Request: Quote every entry word for word.
═══ Data extract ═══
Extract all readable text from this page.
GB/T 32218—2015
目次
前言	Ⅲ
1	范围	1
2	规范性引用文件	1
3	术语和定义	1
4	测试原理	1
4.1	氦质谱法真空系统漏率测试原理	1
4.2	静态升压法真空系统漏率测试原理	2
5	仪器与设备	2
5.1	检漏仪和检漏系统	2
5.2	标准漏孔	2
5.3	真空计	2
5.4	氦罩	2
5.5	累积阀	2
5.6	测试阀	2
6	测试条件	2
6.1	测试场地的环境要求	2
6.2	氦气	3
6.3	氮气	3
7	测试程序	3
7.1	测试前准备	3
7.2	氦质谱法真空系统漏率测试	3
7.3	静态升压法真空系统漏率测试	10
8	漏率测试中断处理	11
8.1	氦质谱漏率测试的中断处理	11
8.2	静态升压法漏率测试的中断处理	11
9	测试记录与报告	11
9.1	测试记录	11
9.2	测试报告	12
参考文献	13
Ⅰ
═══
Exercise result:
Extract all readable text from this page.
GB/T 32218—2015
目次
前言	Ⅲ
1	范围	1
2	规范性引用文件	1
3	术语和定义	1
4	测试原理	1
4.1	氦质谱法真空系统漏率测试原理	1
4.2	静态升压法真空系统漏率测试原理	2
5	仪器与设备	2
5.1	检漏仪和检漏系统	2
5.2	标准漏孔	2
5.3	真空计	2
5.4	氦罩	2
5.5	累积阀	2
5.6	测试阀	2
6	测试条件	2
6.1	测试场地的环境要求	2
6.2	氦气	3
6.3	氮气	3
7	测试程序	3
7.1	测试前准备	3
7.2	氦质谱法真空系统漏率测试	3
7.3	静态升压法真空系统漏率测试	10
8	漏率测试中断处理	11
8.1	氦质谱漏率测试的中断处理	11
8.2	静态升压法漏率测试的中断处理	11
9	测试记录与报告	11
9.1	测试记录	11
9.2	测试报告	12
参考文献	13
Ⅰ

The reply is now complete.